Short exercise
Copy every line of the data exactly, leaving nothing out.

Data records
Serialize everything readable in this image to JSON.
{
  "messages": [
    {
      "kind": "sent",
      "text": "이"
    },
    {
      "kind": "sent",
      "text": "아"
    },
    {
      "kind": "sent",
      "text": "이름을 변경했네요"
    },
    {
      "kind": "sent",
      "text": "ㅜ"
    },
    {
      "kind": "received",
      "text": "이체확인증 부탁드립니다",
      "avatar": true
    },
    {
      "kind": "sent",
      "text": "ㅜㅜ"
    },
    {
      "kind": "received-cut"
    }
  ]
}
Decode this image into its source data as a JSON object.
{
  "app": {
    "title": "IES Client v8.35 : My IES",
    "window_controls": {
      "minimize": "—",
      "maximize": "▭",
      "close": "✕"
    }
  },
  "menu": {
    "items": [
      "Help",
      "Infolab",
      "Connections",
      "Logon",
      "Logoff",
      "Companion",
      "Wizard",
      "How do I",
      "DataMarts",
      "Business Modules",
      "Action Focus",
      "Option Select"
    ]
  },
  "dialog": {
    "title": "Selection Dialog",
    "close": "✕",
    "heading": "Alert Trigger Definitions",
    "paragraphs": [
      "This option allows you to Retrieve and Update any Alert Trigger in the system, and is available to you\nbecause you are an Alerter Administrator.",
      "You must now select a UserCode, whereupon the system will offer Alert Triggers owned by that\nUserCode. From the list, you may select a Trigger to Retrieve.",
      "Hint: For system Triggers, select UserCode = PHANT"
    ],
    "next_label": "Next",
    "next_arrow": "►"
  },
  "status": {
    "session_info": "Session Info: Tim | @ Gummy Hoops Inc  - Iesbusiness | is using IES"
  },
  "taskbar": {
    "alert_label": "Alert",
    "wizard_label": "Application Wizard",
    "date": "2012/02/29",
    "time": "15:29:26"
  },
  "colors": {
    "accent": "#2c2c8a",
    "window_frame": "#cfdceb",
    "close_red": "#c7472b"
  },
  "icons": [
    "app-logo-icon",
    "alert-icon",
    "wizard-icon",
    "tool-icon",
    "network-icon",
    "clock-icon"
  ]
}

Finished task
Serialize everything readable in this image to JSON.
{
  "messages": [
    {
      "kind": "sent",
      "text": "이"
    },
    {
      "kind": "sent",
      "text": "아"
    },
    {
      "kind": "sent",
      "text": "이름을 변경했네요"
    },
    {
      "kind": "sent",
      "text": "ㅜ"
    },
    {
      "kind": "received",
      "text": "이체확인증 부탁드립니다",
      "avatar": true
    },
    {
      "kind": "sent",
      "text": "ㅜㅜ"
    },
    {
      "kind": "received-cut"
    }
  ]
}
Decode this image into its source data as a JSON object.
{
  "app": {
    "title": "IES Client v8.35 : My IES",
    "window_controls": {
      "minimize": "—",
      "maximize": "▭",
      "close": "✕"
    }
  },
  "menu": {
    "items": [
      "Help",
      "Infolab",
      "Connections",
      "Logon",
      "Logoff",
      "Companion",
      "Wizard",
      "How do I",
      "DataMarts",
      "Business Modules",
      "Action Focus",
      "Option Select"
    ]
  },
  "dialog": {
    "title": "Selection Dialog",
    "close": "✕",
    "heading": "Alert Trigger Definitions",
    "paragraphs": [
      "This option allows you to Retrieve and Update any Alert Trigger in the system, and is available to you\nbecause you are an Alerter Administrator.",
      "You must now select a UserCode, whereupon the system will offer Alert Triggers owned by that\nUserCode. From the list, you may select a Trigger to Retrieve.",
      "Hint: For system Triggers, select UserCode = PHANT"
    ],
    "next_label": "Next",
    "next_arrow": "►"
  },
  "status": {
    "session_info": "Session Info: Tim | @ Gummy Hoops Inc  - Iesbusiness | is using IES"
  },
  "taskbar": {
    "alert_label": "Alert",
    "wizard_label": "Application Wizard",
    "date": "2012/02/29",
    "time": "15:29:26"
  },
  "colors": {
    "accent": "#2c2c8a",
    "window_frame": "#cfdceb",
    "close_red": "#c7472b"
  },
  "icons": [
    "app-logo-icon",
    "alert-icon",
    "wizard-icon",
    "tool-icon",
    "network-icon",
    "clock-icon"
  ]
}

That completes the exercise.